Required action A
In the text on the bank recapitalization plan, rewrite the paragraph beginning "Treasury Secretary Henry M. Paulson Jr." in one shorter sentence that keeps its main facts.
Required action B
Extend the text on the bank recapitalization plan with a few sentences that pick up after its last line.
(Source document)
Treasury Secretary Henry M. Paulson Jr. is reportedly considering injecting capital into troubled banks in exchange for an equity stake in those institutions. This is similar to Britain’s move on Wednesday to partly nationalize its distressed banks. Some economists reacted with glee to the news:
Nouriel Roubini, who had criticized Congress’s bailout package for not allowing such a recapitalization, gives a good run-down of how Treasury’s strategy arrived at where it is now. He argues that lawmakers did “the right thing” without realizing it:
A totally flawed and ineffective legislation that did not explicitly allow to do the right thing – recapitalize banks with public capital injections – and was rather aimed to do the wrong thing (wasting $700 bn of taxpayers’ money to buy only toxic assets at an inflated price) was
rescued at the last moment right before the House vote via an interpretation of the wording of the legislation in the record of the House that allowed such recapitalization. It is a sorry reflection of the state of the U.S. democracy that hundreds of senators and Congressfolks did vote for the biggest bailout ever in U.S. history ($700 bn) without even knowing exactly what they were voting for.
Paul Krugman likewise gives a “tentative cheer” for the move, and offers “thanks to Chris Dodd,
who insisted on the provision that makes this possible — and to Gordon Brown , for showing the way.”
Barry Ritholtz at The Big Picture echoes this sentiment:
Sure it’s a year late, and a trillion dollars short. Yes, this would have saved most of the firms that went belly up.
Better late than never . . .
(End Source document)
(Raw data)
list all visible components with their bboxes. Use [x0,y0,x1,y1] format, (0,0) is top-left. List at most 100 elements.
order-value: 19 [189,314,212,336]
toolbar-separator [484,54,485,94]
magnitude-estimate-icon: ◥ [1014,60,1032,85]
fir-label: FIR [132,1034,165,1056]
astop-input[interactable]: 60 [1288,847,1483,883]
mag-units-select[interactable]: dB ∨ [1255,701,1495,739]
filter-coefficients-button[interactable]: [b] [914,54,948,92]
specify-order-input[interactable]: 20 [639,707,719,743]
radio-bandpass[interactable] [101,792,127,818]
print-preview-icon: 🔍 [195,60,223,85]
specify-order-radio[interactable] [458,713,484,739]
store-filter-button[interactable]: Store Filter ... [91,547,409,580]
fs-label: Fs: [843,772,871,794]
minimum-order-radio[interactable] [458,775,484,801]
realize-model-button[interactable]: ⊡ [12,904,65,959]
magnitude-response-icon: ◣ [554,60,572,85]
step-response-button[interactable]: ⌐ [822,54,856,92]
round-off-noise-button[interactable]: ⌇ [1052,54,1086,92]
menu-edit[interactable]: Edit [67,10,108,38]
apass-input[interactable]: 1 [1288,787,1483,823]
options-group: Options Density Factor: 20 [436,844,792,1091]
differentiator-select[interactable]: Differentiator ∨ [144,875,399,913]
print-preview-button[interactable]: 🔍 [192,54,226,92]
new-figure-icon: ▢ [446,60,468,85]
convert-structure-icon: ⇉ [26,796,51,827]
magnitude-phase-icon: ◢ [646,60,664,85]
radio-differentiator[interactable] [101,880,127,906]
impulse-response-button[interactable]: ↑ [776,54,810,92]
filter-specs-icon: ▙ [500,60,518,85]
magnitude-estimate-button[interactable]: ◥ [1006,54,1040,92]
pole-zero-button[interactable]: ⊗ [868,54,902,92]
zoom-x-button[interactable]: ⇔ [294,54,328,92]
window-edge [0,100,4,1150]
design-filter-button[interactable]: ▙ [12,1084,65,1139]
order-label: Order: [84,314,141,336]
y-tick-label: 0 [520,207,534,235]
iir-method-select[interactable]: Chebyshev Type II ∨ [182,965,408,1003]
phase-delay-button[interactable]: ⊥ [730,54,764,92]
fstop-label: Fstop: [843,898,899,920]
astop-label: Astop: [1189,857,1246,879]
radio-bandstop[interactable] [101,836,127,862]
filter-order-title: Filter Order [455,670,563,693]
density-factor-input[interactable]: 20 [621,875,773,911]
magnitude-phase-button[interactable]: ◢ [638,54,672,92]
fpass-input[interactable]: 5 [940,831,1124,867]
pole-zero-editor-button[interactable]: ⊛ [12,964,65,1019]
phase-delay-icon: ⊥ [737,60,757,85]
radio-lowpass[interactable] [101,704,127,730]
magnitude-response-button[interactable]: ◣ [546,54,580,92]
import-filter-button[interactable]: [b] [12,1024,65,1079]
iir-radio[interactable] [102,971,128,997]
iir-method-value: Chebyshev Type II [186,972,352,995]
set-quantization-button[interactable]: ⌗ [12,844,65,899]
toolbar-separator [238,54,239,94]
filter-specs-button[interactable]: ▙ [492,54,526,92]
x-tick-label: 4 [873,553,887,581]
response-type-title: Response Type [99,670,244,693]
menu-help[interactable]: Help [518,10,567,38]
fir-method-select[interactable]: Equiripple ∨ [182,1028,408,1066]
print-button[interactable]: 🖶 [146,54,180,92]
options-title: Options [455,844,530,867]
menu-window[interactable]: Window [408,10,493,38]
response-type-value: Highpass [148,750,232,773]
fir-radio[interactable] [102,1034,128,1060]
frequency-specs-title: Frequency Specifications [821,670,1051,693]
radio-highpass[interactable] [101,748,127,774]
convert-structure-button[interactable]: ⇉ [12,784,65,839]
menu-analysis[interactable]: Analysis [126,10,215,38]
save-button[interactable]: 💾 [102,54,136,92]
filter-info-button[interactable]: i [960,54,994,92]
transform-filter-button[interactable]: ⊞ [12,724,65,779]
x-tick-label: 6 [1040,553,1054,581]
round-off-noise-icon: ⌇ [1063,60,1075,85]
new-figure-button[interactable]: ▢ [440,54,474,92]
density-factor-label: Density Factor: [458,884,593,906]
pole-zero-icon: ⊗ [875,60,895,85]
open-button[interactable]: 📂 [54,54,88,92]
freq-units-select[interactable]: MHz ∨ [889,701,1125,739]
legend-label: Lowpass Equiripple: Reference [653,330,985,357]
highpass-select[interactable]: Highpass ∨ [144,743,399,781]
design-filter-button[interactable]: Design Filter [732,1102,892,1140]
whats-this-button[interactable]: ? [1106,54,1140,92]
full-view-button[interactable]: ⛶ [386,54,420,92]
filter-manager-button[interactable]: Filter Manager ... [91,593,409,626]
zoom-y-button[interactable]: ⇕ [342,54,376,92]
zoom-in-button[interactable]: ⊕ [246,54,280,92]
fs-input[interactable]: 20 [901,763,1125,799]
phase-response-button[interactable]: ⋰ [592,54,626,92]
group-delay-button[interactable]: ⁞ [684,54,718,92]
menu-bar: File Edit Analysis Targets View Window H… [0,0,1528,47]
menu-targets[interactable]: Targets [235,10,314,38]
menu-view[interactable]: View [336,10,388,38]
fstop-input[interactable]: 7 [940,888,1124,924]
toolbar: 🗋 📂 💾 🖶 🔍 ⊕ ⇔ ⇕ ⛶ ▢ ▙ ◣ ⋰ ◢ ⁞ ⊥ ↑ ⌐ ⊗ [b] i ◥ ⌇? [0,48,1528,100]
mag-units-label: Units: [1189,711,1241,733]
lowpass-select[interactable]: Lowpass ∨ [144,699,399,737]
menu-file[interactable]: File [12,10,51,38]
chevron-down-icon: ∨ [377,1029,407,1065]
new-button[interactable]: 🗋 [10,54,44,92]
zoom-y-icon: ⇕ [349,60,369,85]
(End Raw data)
Task result A
Treasury Secretary Henry M. Paulson Jr. is reportedly weighing capital injections into troubled banks in return for equity stakes, much like Britain's partial nationalization of its distressed banks on Wednesday, and some economists welcomed the news.

Task result B
Tyler Cowan at Marginal Revolution asks how partially nationalizing distressed banks would work:
…say the U.S. government owns 20 percent of each major bank. Exactly what instructions do they give the management? (”Hey, guys, just get stuff going again!”?) Presumably the 20 percent shareholder wants something different, and more in line with the public interest, than the desires of the remaining 80 percent. Are we to assume that the 20 percent wins out? Can managers be sued for violating their fiduciary responsibilities? Does the 20 percent explicitly tell the managers to do something other than maximize profit? What if the 80 percent votes to override them?
And Greg Mankiw offers a potential solution, arguing that the government should act as a silent partner in these firms:
It could work as follows. Whenever any financial institution attracts new private capital in an arms-length transaction, it can access an equal amount of public capital. The taxpayer would get the same terms as the private investor. The only difference is that government’s shares would be nonvoting until the government sold the shares at a later date.